* [DATASET CONTENT]:
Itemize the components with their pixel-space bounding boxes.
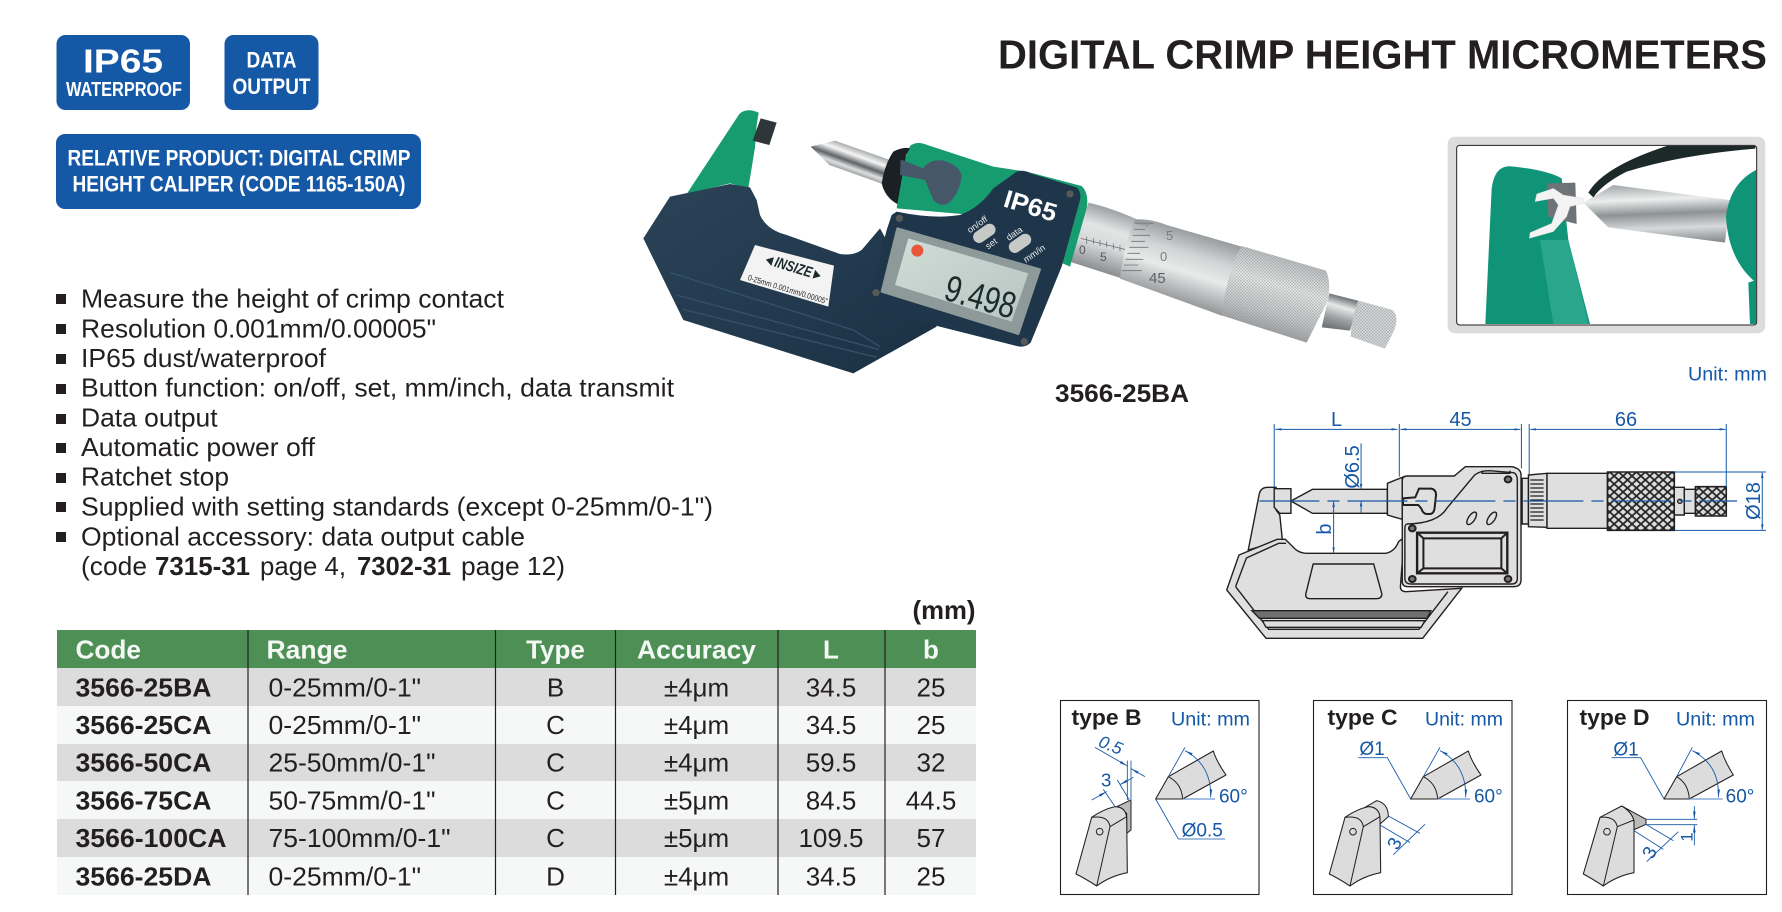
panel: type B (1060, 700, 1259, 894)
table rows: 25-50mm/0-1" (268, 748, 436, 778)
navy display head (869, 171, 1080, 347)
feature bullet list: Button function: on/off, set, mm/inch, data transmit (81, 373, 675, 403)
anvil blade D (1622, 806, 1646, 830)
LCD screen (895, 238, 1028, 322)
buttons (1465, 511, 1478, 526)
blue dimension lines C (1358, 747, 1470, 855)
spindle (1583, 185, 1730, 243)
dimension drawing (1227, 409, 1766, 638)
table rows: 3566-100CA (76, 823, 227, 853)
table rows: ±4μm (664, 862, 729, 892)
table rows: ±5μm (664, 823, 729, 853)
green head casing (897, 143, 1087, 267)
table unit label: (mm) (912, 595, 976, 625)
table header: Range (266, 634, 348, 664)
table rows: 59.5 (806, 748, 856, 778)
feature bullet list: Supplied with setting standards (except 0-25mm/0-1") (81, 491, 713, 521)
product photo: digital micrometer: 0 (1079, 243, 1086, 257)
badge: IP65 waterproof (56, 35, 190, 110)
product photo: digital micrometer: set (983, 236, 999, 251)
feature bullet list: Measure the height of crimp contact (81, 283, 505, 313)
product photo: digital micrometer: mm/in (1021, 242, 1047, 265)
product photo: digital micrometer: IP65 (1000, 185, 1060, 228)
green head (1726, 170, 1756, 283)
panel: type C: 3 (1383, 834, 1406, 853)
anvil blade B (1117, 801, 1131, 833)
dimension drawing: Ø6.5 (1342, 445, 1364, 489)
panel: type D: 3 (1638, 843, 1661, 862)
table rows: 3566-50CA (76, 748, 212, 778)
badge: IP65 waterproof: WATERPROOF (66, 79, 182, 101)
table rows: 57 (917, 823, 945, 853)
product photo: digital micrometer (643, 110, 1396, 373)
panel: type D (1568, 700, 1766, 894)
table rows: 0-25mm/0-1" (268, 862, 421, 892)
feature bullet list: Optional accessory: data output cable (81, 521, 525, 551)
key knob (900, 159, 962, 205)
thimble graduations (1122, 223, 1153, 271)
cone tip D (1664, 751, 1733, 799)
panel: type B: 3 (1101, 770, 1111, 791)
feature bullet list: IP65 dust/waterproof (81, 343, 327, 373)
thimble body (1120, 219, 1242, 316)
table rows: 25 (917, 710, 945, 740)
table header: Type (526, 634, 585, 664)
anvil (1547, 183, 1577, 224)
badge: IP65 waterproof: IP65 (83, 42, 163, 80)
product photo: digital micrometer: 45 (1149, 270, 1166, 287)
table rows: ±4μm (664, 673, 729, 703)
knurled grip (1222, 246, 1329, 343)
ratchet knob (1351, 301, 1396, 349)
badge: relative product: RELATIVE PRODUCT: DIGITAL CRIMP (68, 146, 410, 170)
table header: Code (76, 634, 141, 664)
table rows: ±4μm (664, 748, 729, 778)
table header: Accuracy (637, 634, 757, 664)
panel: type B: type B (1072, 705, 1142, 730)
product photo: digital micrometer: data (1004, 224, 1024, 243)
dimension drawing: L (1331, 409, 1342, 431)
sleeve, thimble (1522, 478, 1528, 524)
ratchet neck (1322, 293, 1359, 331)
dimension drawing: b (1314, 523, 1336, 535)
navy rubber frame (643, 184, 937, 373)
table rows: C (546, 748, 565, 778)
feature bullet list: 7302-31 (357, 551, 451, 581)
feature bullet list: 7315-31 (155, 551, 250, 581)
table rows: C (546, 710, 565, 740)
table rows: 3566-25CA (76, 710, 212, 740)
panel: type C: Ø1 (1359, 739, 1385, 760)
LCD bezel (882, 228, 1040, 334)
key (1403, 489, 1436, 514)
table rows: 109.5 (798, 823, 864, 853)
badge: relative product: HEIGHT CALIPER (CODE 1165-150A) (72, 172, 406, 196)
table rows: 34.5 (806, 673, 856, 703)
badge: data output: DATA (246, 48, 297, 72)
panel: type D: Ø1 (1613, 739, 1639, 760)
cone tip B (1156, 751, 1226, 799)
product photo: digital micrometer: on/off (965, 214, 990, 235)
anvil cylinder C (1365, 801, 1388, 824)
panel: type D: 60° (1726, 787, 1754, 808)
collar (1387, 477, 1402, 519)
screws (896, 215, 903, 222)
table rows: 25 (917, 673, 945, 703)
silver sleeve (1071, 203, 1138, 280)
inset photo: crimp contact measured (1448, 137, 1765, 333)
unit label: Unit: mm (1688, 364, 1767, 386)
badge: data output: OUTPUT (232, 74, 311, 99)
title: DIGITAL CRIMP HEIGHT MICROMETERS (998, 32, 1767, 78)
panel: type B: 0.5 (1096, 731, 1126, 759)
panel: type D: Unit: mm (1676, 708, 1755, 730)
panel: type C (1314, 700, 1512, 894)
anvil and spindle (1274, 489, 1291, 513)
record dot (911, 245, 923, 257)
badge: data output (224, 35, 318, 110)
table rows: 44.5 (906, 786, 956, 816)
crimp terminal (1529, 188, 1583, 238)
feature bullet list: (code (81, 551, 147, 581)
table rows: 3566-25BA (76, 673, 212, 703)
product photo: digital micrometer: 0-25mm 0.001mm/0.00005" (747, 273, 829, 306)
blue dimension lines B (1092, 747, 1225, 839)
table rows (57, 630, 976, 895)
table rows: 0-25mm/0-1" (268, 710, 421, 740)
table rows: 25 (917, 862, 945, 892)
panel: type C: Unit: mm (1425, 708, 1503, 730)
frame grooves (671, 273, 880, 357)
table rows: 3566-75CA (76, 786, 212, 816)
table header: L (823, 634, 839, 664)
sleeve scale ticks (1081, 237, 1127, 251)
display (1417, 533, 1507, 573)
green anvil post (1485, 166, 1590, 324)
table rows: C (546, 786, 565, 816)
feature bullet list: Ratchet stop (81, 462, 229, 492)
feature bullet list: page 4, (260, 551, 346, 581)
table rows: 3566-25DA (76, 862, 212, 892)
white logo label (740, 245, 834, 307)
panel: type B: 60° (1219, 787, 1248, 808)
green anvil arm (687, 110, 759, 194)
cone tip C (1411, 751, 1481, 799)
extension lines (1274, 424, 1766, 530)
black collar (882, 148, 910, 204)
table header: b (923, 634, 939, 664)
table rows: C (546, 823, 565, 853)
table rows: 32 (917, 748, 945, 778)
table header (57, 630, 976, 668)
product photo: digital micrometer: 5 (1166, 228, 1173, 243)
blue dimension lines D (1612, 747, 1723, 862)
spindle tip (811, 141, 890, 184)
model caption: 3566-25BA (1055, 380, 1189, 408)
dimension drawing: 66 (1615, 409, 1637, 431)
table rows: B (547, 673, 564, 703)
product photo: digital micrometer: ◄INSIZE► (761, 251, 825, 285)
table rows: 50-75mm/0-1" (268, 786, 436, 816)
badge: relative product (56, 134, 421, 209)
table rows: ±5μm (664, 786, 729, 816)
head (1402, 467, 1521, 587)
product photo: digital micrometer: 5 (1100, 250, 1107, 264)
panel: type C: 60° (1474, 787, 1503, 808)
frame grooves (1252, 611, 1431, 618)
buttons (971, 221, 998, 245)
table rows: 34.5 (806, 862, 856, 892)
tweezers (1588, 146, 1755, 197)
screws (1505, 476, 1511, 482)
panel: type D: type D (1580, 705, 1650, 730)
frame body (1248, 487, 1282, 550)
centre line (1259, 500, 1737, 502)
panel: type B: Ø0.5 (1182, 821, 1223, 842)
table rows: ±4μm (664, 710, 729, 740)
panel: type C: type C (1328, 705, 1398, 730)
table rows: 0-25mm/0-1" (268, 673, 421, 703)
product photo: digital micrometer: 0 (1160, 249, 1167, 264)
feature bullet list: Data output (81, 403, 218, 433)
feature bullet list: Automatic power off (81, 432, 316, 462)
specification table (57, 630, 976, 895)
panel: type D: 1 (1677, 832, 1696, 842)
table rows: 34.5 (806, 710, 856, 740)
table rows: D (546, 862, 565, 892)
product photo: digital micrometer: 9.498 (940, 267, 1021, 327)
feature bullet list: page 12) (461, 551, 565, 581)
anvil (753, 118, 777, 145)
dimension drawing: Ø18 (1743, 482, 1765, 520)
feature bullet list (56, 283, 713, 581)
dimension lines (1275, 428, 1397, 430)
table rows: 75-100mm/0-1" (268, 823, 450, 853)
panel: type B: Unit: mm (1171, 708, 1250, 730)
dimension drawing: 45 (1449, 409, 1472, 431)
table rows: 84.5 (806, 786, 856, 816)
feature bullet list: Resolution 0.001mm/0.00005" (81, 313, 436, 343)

* [WHAT THIS TASK INVOLVES]: Reproduce word for word the part of the material that opens with the line containing "panel: type B (1060, 700, 1259, 894)" and closes with the line containing "badge: IP65 waterproof: IP65". Include both of those lines.

* [TASK RESPONSE]:
panel: type B (1060, 700, 1259, 894)
table rows: 25-50mm/0-1" (268, 748, 436, 778)
navy display head (869, 171, 1080, 347)
feature bullet list: Button function: on/off, set, mm/inch, data transmit (81, 373, 675, 403)
anvil blade D (1622, 806, 1646, 830)
LCD screen (895, 238, 1028, 322)
buttons (1465, 511, 1478, 526)
blue dimension lines C (1358, 747, 1470, 855)
spindle (1583, 185, 1730, 243)
dimension drawing (1227, 409, 1766, 638)
table rows: 3566-100CA (76, 823, 227, 853)
table rows: ±4μm (664, 862, 729, 892)
table rows: ±5μm (664, 823, 729, 853)
green head casing (897, 143, 1087, 267)
table unit label: (mm) (912, 595, 976, 625)
table header: Range (266, 634, 348, 664)
table rows: 59.5 (806, 748, 856, 778)
feature bullet list: Supplied with setting standards (except 0-25mm/0-1") (81, 491, 713, 521)
product photo: digital micrometer: 0 (1079, 243, 1086, 257)
badge: IP65 waterproof (56, 35, 190, 110)
product photo: digital micrometer: set (983, 236, 999, 251)
feature bullet list: Measure the height of crimp contact (81, 283, 505, 313)
product photo: digital micrometer: mm/in (1021, 242, 1047, 265)
product photo: digital micrometer: IP65 (1000, 185, 1060, 228)
green head (1726, 170, 1756, 283)
panel: type C: 3 (1383, 834, 1406, 853)
anvil blade B (1117, 801, 1131, 833)
dimension drawing: Ø6.5 (1342, 445, 1364, 489)
panel: type D: 3 (1638, 843, 1661, 862)
table rows: 3566-50CA (76, 748, 212, 778)
badge: IP65 waterproof: WATERPROOF (66, 79, 182, 101)
table rows: 57 (917, 823, 945, 853)
product photo: digital micrometer (643, 110, 1396, 373)
panel: type D (1568, 700, 1766, 894)
table rows: 0-25mm/0-1" (268, 862, 421, 892)
feature bullet list: Optional accessory: data output cable (81, 521, 525, 551)
key knob (900, 159, 962, 205)
thimble graduations (1122, 223, 1153, 271)
cone tip D (1664, 751, 1733, 799)
panel: type B: 3 (1101, 770, 1111, 791)
feature bullet list: IP65 dust/waterproof (81, 343, 327, 373)
thimble body (1120, 219, 1242, 316)
table rows: 25 (917, 710, 945, 740)
table header: Type (526, 634, 585, 664)
anvil (1547, 183, 1577, 224)
badge: IP65 waterproof: IP65 (83, 42, 163, 80)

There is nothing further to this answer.